== Records for processing ==

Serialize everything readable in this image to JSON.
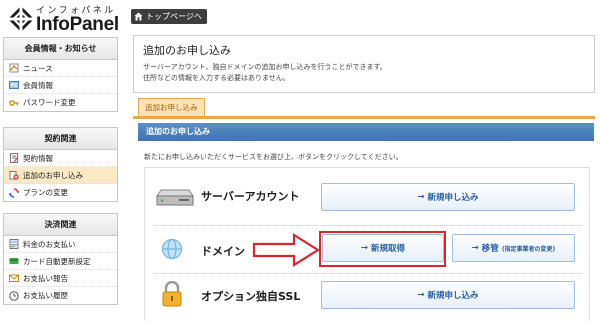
{
  "brand": {
    "sub": "インフォパネル",
    "main": "InfoPanel"
  },
  "top_button": "トップページへ",
  "sidebar": [
    {
      "header": "会員情報・お知らせ",
      "items": [
        {
          "label": "ニュース",
          "icon": "news-icon"
        },
        {
          "label": "会員情報",
          "icon": "member-icon"
        },
        {
          "label": "パスワード変更",
          "icon": "password-icon"
        }
      ]
    },
    {
      "header": "契約関連",
      "items": [
        {
          "label": "契約情報",
          "icon": "contract-icon"
        },
        {
          "label": "追加のお申し込み",
          "icon": "add-icon",
          "active": true
        },
        {
          "label": "プランの変更",
          "icon": "plan-change-icon"
        }
      ]
    },
    {
      "header": "決済関連",
      "items": [
        {
          "label": "料金のお支払い",
          "icon": "payment-icon"
        },
        {
          "label": "カード自動更新設定",
          "icon": "card-icon"
        },
        {
          "label": "お支払い報告",
          "icon": "report-icon"
        },
        {
          "label": "お支払い履歴",
          "icon": "history-icon"
        }
      ]
    }
  ],
  "panel": {
    "title": "追加のお申し込み",
    "desc1": "サーバーアカウント、独自ドメインの追加お申し込みを行うことができます。",
    "desc2": "住所などの情報を入力する必要はありません。"
  },
  "tab": "追加お申し込み",
  "section_title": "追加のお申し込み",
  "instruction": "新たにお申し込みいただくサービスをお選び上、ボタンをクリックしてください。",
  "services": [
    {
      "label": "サーバーアカウント",
      "buttons": [
        {
          "text": "新規申し込み"
        }
      ]
    },
    {
      "label": "ドメイン",
      "buttons": [
        {
          "text": "新規取得"
        },
        {
          "text": "移管",
          "note": "(指定事業者の変更)"
        }
      ]
    },
    {
      "label": "オプション独自SSL",
      "buttons": [
        {
          "text": "新規申し込み"
        }
      ]
    }
  ],
  "colors": {
    "accent_orange": "#f0a64a",
    "header_blue": "#3d74b2",
    "highlight_red": "#d8262c"
  }
}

===

**What you will do**
Go through the listing above and write it all out exactly, leaving out any picture.

**Response**
Serialize everything readable in this image to JSON.
{
  "brand": {
    "sub": "インフォパネル",
    "main": "InfoPanel"
  },
  "top_button": "トップページへ",
  "sidebar": [
    {
      "header": "会員情報・お知らせ",
      "items": [
        {
          "label": "ニュース",
          "icon": "news-icon"
        },
        {
          "label": "会員情報",
          "icon": "member-icon"
        },
        {
          "label": "パスワード変更",
          "icon": "password-icon"
        }
      ]
    },
    {
      "header": "契約関連",
      "items": [
        {
          "label": "契約情報",
          "icon": "contract-icon"
        },
        {
          "label": "追加のお申し込み",
          "icon": "add-icon",
          "active": true
        },
        {
          "label": "プランの変更",
          "icon": "plan-change-icon"
        }
      ]
    },
    {
      "header": "決済関連",
      "items": [
        {
          "label": "料金のお支払い",
          "icon": "payment-icon"
        },
        {
          "label": "カード自動更新設定",
          "icon": "card-icon"
        },
        {
          "label": "お支払い報告",
          "icon": "report-icon"
        },
        {
          "label": "お支払い履歴",
          "icon": "history-icon"
        }
      ]
    }
  ],
  "panel": {
    "title": "追加のお申し込み",
    "desc1": "サーバーアカウント、独自ドメインの追加お申し込みを行うことができます。",
    "desc2": "住所などの情報を入力する必要はありません。"
  },
  "tab": "追加お申し込み",
  "section_title": "追加のお申し込み",
  "instruction": "新たにお申し込みいただくサービスをお選び上、ボタンをクリックしてください。",
  "services": [
    {
      "label": "サーバーアカウント",
      "buttons": [
        {
          "text": "新規申し込み"
        }
      ]
    },
    {
      "label": "ドメイン",
      "buttons": [
        {
          "text": "新規取得"
        },
        {
          "text": "移管",
          "note": "(指定事業者の変更)"
        }
      ]
    },
    {
      "label": "オプション独自SSL",
      "buttons": [
        {
          "text": "新規申し込み"
        }
      ]
    }
  ],
  "colors": {
    "accent_orange": "#f0a64a",
    "header_blue": "#3d74b2",
    "highlight_red": "#d8262c"
  }
}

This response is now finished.